— START OF Dataset entries —

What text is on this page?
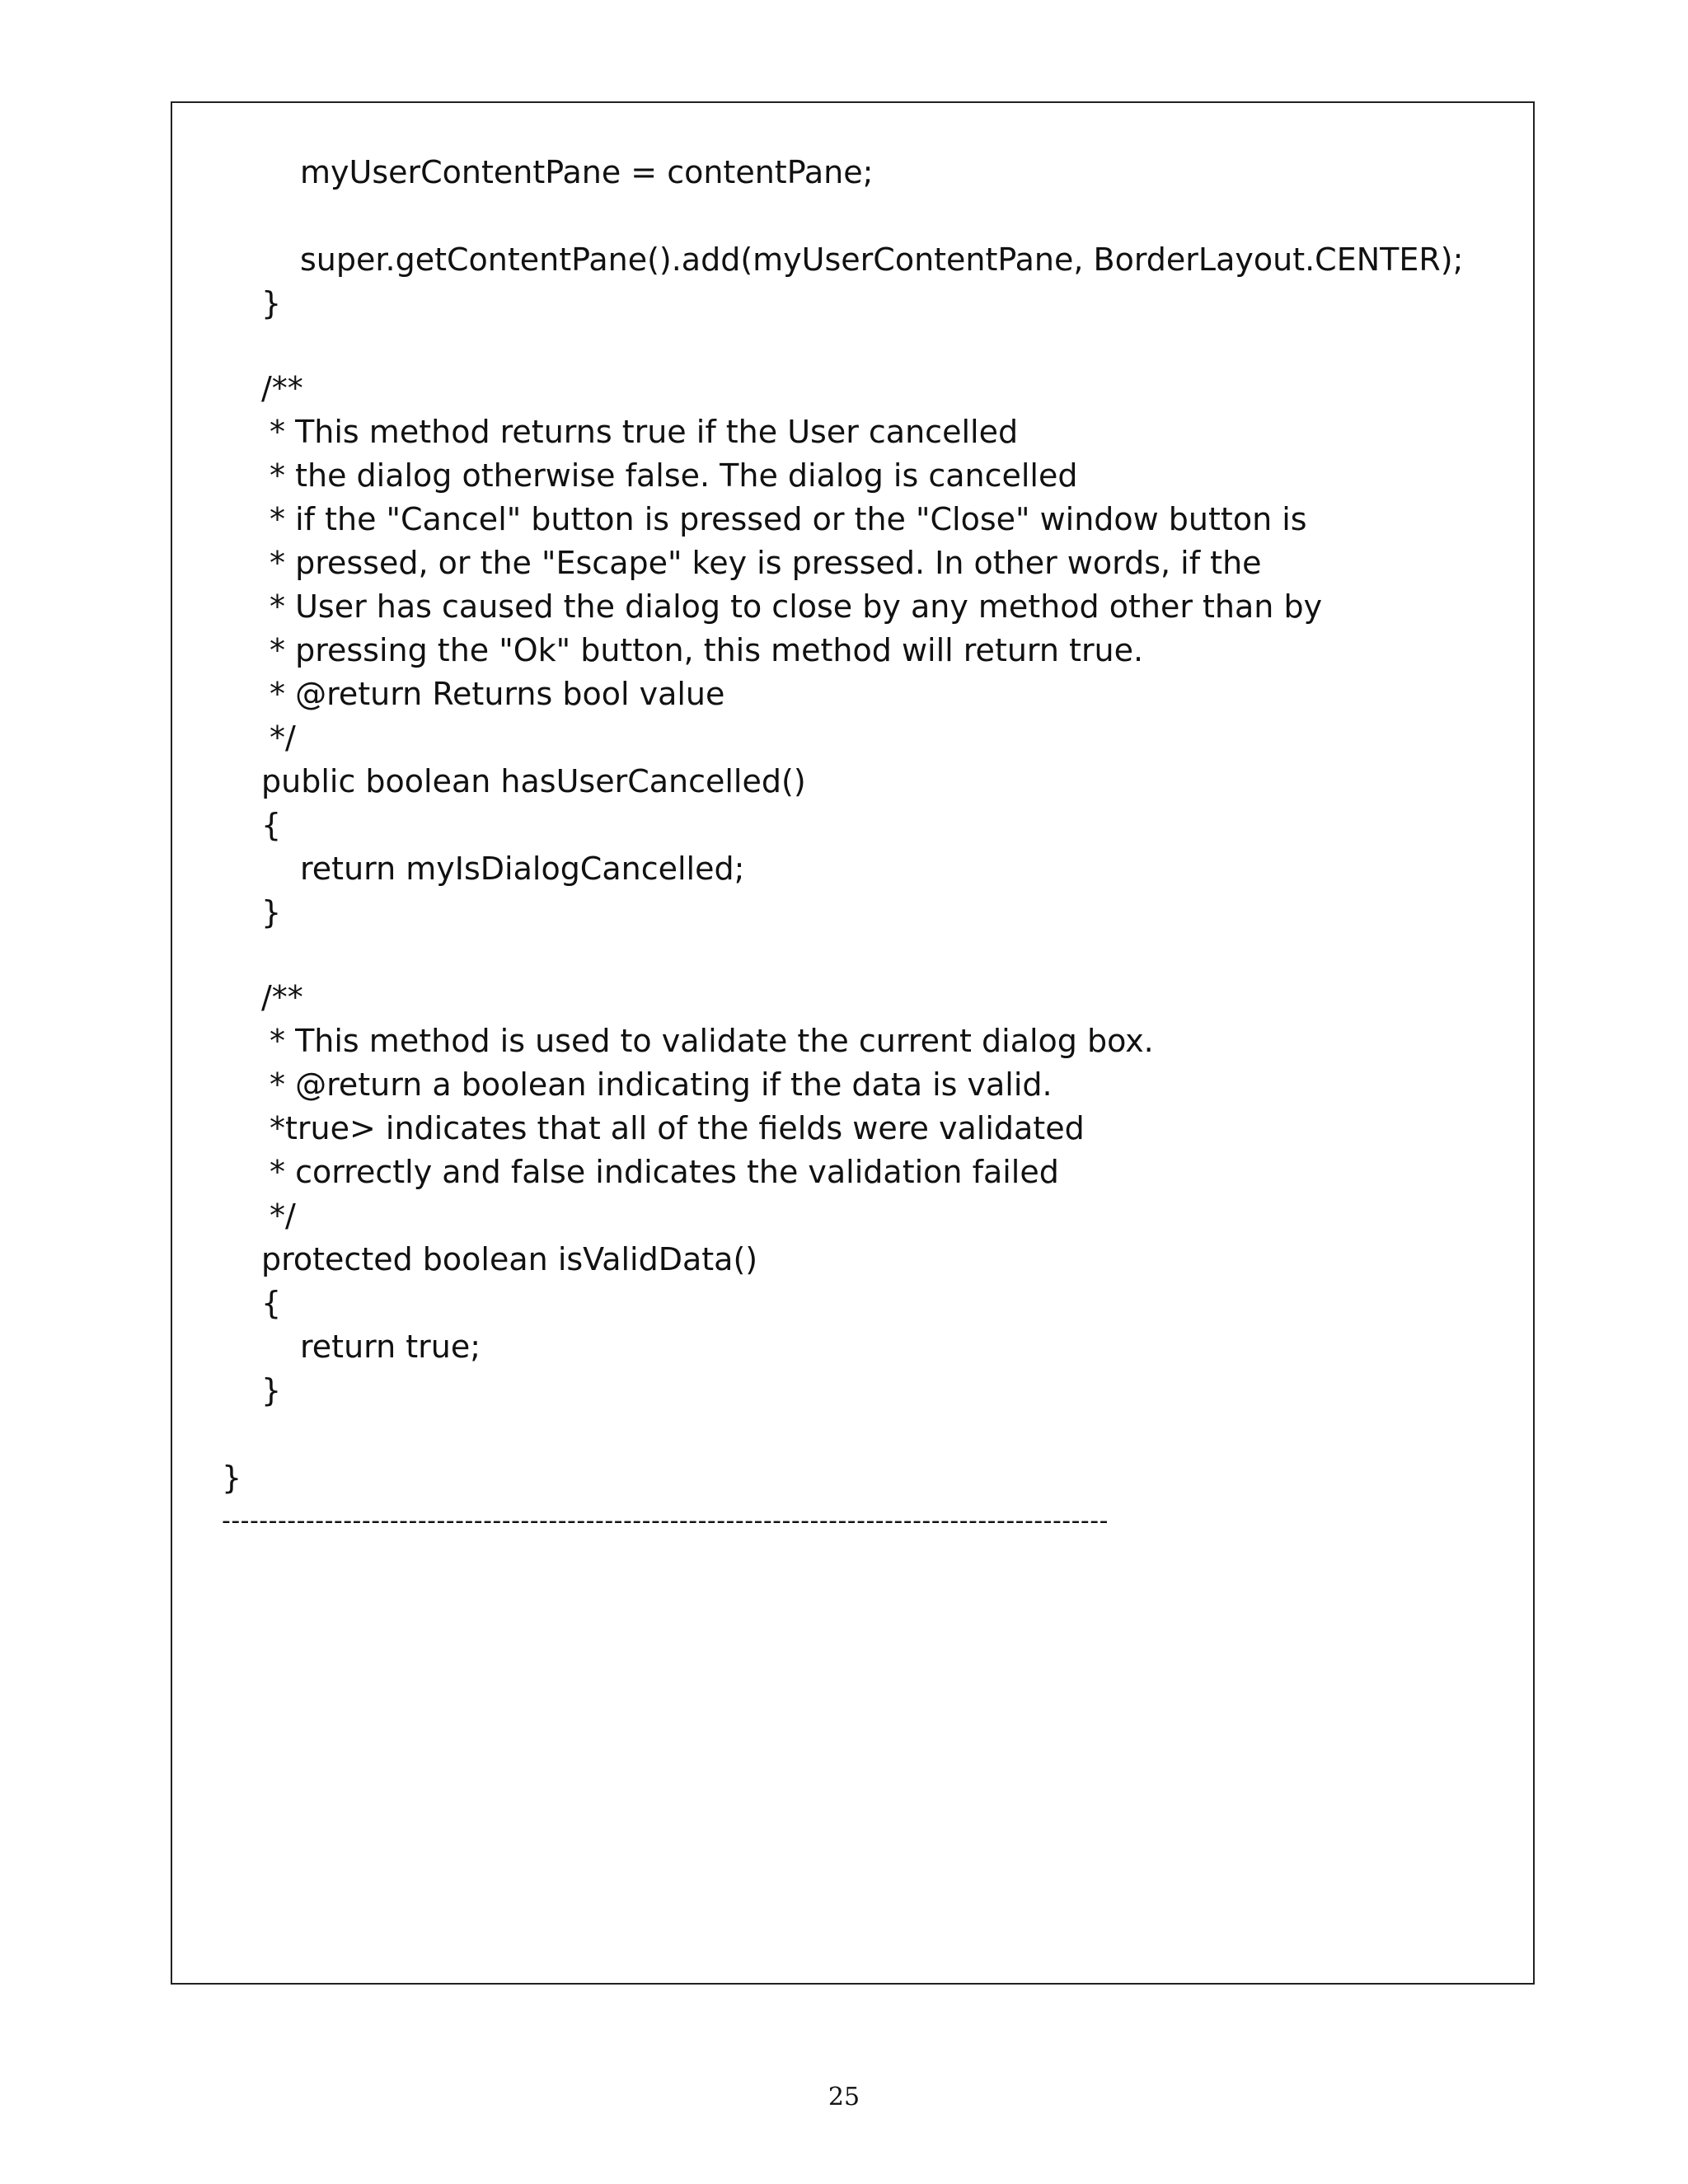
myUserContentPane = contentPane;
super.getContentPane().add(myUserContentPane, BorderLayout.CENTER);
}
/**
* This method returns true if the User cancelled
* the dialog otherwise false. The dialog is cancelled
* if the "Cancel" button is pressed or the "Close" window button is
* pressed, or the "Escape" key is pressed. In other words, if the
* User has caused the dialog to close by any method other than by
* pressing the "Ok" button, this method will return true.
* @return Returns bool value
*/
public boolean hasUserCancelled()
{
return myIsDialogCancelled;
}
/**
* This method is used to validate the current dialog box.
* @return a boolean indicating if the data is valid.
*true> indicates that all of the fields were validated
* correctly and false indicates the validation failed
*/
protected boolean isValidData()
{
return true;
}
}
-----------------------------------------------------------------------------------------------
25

— END OF Dataset entries —

* **Task brief**: Scan the data above; copy every line where "myUserContentPane" appears.

* **Answer to the task**:
myUserContentPane = contentPane;
super.getContentPane().add(myUserContentPane, BorderLayout.CENTER);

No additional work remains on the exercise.